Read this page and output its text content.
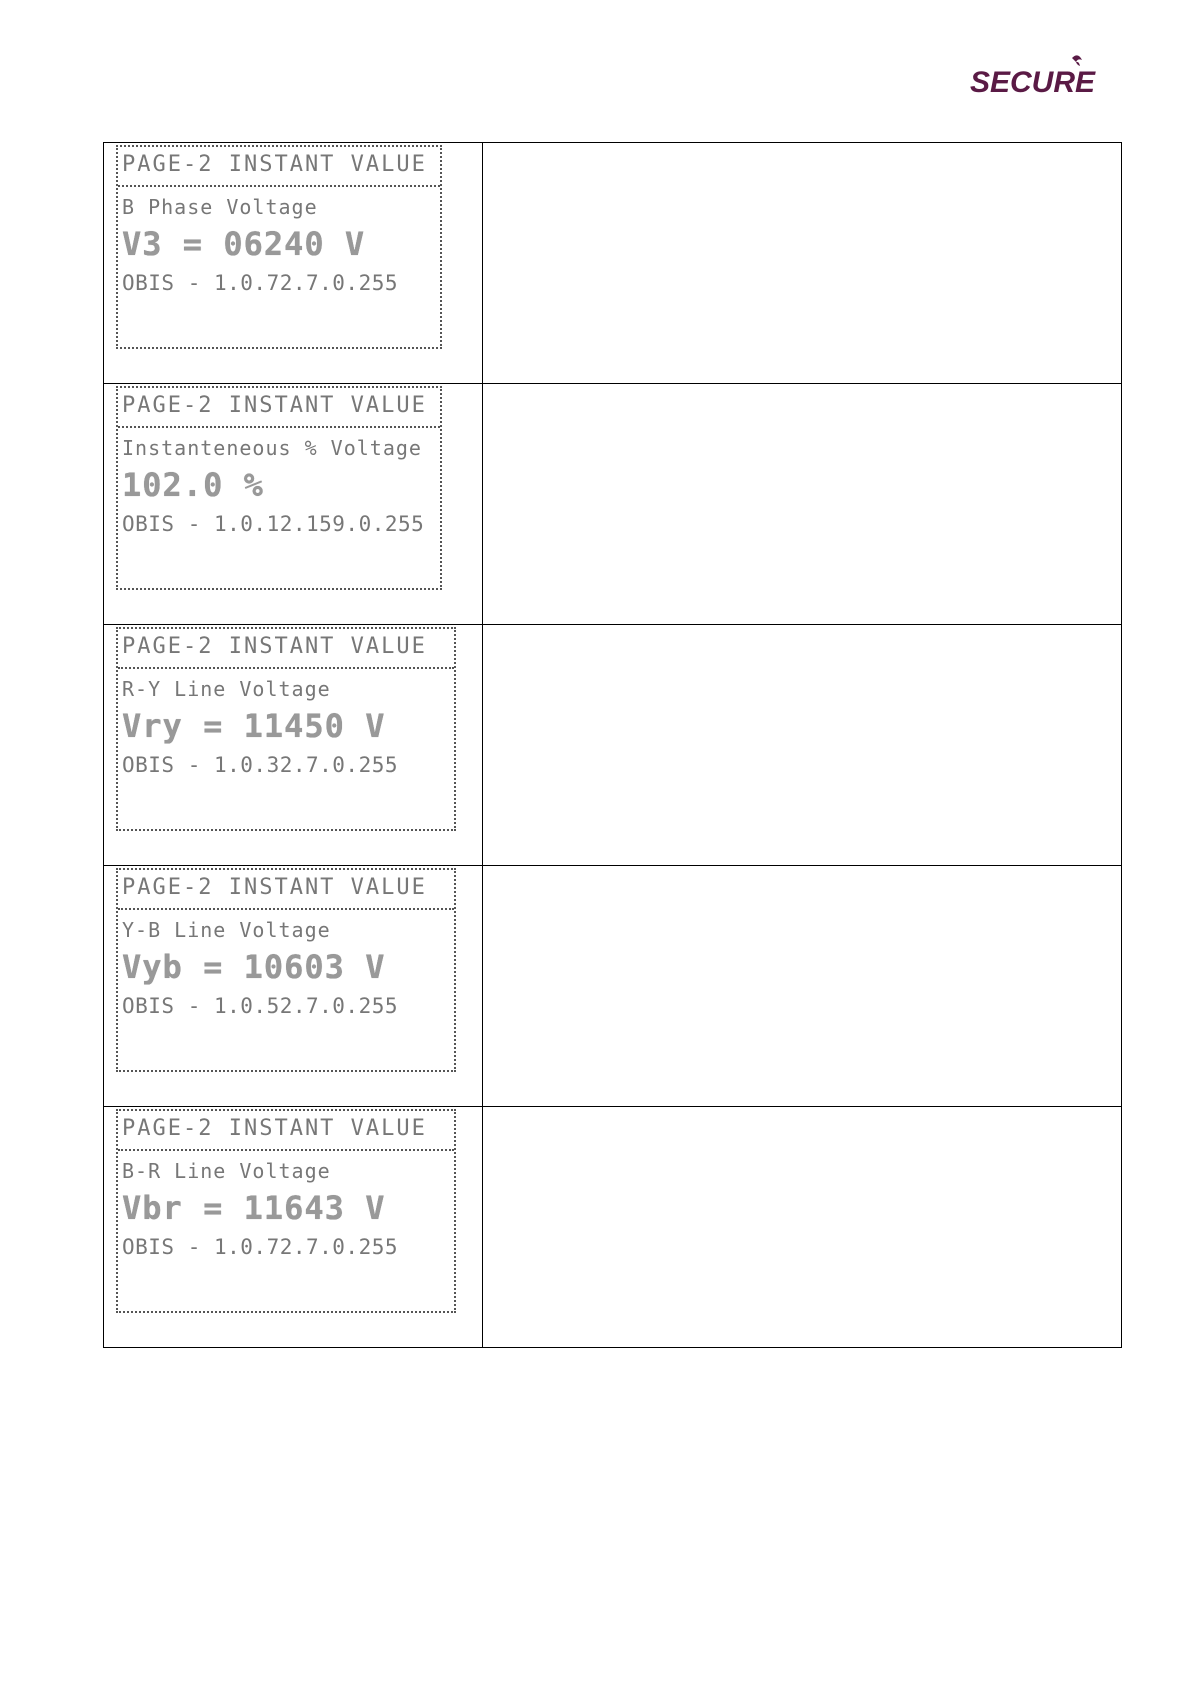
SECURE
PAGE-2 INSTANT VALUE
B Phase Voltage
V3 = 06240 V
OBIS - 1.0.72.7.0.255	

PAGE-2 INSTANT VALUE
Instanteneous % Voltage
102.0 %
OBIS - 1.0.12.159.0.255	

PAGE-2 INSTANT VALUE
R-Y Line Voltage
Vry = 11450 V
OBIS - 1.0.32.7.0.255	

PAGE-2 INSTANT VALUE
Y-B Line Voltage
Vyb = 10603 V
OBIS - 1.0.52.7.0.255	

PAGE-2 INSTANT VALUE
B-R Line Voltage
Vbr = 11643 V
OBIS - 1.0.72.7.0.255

What is expected:
Gather and return every line that holds the string "OBIS".

Answer for this exercise:
OBIS - 1.0.72.7.0.255	
OBIS - 1.0.12.159.0.255	
OBIS - 1.0.32.7.0.255	
OBIS - 1.0.52.7.0.255	
OBIS - 1.0.72.7.0.255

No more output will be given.